Exercise goal →
Of the lines in the entries below, state how many hold the word "Shopping". Say nothing else.

* START *

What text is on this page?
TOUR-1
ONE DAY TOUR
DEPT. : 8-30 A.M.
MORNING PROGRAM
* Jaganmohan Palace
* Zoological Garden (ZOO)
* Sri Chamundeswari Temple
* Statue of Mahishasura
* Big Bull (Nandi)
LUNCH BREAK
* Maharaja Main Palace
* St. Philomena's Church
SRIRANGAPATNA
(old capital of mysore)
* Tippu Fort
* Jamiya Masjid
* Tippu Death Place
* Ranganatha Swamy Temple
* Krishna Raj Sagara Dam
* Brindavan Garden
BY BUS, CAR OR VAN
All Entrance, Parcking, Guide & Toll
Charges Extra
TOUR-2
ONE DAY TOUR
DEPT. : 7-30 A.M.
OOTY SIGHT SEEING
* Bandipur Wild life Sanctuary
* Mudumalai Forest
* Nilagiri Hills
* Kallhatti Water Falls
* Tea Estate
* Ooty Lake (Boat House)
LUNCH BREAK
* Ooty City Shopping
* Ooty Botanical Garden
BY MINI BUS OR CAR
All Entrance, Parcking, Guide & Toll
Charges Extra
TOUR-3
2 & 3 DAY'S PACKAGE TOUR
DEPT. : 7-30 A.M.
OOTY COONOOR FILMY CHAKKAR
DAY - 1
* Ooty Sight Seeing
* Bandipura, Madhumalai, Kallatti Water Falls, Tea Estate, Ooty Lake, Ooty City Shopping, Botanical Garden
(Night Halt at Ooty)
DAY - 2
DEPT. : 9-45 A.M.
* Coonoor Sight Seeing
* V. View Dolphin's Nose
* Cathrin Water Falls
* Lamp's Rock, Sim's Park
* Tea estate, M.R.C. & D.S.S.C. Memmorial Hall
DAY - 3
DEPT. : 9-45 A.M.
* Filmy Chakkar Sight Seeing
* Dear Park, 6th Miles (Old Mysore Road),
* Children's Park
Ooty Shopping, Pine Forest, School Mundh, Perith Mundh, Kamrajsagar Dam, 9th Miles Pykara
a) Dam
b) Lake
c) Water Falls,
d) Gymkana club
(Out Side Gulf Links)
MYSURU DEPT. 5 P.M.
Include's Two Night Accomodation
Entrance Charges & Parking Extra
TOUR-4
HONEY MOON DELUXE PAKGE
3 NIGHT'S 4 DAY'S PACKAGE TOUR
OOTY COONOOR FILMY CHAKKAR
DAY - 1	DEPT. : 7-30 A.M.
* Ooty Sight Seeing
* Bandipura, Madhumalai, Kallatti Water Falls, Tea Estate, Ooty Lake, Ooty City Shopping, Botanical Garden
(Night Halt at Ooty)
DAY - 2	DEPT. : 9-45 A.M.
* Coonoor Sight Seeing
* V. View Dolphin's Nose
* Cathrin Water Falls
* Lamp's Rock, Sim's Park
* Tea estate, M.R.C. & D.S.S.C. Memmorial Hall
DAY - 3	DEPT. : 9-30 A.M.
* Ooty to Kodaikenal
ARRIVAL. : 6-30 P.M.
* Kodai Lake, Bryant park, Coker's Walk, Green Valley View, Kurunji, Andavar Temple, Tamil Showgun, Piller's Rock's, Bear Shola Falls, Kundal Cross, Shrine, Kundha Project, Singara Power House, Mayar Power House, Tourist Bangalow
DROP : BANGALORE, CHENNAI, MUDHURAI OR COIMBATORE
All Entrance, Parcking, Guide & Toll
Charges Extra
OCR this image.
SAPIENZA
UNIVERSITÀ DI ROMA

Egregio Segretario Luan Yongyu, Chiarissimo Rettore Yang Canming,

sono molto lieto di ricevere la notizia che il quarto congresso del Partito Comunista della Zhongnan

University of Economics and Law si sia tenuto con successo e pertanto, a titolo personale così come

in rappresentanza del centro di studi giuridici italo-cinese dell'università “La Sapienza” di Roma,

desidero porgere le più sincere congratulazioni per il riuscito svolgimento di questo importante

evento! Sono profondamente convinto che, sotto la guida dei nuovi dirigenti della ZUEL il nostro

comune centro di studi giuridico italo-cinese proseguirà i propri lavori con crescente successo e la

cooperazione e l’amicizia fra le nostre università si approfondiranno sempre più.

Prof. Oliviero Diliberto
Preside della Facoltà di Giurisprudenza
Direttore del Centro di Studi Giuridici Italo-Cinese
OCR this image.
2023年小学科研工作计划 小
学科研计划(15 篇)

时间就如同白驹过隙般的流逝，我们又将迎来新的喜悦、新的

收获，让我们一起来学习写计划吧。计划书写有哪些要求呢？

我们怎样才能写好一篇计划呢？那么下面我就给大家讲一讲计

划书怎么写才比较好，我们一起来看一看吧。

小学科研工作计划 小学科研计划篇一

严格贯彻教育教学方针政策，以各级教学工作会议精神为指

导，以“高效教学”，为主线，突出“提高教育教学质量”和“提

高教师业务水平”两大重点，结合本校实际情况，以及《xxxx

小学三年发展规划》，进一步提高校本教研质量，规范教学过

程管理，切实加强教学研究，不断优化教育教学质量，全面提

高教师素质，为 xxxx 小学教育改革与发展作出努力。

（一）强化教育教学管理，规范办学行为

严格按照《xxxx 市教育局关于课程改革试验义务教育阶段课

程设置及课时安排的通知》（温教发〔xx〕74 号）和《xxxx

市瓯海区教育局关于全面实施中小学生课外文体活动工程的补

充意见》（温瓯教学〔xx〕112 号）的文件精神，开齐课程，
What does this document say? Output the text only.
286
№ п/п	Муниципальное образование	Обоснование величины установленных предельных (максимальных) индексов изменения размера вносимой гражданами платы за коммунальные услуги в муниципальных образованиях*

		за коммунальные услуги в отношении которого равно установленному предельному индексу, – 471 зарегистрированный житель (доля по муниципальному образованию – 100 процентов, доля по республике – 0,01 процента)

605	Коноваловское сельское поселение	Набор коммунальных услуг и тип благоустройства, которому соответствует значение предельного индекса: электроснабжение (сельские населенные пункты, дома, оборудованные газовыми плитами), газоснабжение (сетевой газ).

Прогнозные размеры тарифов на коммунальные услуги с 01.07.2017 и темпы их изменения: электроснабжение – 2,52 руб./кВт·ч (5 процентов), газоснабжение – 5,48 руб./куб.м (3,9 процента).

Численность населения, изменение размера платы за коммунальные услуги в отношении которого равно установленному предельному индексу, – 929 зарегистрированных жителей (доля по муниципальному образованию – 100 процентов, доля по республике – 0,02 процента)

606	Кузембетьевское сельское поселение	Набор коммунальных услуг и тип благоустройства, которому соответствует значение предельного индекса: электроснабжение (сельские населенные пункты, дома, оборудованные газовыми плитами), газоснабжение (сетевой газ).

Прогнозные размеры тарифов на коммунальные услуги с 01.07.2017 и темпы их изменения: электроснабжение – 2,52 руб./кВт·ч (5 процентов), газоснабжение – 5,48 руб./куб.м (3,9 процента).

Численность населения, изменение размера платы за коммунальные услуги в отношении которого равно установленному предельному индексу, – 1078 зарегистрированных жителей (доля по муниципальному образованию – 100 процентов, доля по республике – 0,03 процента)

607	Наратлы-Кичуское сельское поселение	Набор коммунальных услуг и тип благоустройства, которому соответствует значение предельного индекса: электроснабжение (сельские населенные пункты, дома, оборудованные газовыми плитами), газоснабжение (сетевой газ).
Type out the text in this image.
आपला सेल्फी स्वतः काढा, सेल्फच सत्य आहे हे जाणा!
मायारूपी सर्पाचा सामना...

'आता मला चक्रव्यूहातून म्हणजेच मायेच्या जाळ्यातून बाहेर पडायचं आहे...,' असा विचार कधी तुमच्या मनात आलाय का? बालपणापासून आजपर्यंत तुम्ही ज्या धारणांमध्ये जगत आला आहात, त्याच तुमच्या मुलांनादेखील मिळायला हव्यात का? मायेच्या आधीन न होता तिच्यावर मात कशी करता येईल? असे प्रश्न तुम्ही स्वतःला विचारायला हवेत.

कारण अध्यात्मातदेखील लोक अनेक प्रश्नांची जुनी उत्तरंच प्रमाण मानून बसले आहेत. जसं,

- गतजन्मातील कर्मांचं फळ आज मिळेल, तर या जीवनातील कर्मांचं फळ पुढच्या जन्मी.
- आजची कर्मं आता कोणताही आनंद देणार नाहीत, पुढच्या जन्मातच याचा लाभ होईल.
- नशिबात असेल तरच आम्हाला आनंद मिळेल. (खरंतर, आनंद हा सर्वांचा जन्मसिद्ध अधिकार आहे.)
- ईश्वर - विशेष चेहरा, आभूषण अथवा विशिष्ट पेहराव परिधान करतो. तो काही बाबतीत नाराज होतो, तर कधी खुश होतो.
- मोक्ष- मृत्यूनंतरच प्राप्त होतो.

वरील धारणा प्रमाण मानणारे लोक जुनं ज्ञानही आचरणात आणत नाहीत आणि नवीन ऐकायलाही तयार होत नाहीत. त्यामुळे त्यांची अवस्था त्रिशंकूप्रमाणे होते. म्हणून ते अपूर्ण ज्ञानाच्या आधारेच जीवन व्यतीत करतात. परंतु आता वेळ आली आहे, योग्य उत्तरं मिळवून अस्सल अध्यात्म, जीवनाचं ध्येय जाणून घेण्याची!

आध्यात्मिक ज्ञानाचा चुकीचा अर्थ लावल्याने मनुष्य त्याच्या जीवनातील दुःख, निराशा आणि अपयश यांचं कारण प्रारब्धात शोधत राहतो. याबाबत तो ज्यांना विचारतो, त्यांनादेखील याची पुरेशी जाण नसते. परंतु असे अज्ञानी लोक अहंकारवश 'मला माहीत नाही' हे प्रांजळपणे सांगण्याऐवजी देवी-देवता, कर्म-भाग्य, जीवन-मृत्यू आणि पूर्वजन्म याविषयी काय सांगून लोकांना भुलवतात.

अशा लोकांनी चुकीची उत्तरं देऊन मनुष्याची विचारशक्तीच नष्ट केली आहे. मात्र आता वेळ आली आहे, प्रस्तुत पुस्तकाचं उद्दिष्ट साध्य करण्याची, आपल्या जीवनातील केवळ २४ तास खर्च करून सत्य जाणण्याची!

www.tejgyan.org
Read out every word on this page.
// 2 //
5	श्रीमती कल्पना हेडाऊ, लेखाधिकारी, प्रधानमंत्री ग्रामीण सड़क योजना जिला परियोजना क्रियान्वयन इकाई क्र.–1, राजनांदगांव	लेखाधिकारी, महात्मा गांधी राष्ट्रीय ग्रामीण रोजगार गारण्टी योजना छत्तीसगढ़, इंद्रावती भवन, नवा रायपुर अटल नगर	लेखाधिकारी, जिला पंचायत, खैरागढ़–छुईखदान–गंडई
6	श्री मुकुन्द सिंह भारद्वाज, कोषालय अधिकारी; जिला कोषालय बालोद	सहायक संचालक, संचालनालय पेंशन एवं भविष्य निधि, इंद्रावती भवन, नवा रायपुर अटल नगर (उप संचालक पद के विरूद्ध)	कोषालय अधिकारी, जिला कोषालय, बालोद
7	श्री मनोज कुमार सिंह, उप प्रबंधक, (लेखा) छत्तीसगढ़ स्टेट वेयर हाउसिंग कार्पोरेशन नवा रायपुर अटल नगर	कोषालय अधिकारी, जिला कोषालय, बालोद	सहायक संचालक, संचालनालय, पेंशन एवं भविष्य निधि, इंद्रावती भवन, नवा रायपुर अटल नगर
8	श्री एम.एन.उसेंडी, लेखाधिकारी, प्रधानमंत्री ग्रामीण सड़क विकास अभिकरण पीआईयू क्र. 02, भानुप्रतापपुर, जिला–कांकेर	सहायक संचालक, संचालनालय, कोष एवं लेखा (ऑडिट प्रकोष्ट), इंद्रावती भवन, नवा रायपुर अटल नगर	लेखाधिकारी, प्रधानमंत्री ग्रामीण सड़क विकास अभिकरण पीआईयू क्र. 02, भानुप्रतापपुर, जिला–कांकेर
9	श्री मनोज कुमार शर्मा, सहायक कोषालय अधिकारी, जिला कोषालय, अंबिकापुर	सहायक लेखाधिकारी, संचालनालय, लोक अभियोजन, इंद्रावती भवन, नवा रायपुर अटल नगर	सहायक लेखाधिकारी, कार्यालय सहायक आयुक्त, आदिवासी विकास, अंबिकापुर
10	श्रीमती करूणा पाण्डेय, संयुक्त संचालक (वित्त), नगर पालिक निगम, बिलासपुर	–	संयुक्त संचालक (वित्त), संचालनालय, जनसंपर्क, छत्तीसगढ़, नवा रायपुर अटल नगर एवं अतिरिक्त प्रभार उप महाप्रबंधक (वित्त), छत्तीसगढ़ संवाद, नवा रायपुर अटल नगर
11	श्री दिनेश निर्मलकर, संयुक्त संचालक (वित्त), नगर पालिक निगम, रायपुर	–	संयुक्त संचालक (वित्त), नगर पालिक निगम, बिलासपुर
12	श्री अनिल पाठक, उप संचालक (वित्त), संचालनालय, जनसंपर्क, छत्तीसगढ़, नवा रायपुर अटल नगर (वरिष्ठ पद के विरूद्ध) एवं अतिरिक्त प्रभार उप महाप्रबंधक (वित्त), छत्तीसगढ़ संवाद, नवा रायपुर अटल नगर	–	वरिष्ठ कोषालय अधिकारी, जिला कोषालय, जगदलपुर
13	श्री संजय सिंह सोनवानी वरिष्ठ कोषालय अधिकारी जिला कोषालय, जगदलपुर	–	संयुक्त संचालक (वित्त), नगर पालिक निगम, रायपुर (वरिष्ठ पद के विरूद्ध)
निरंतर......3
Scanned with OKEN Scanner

* END *

Completed task →
4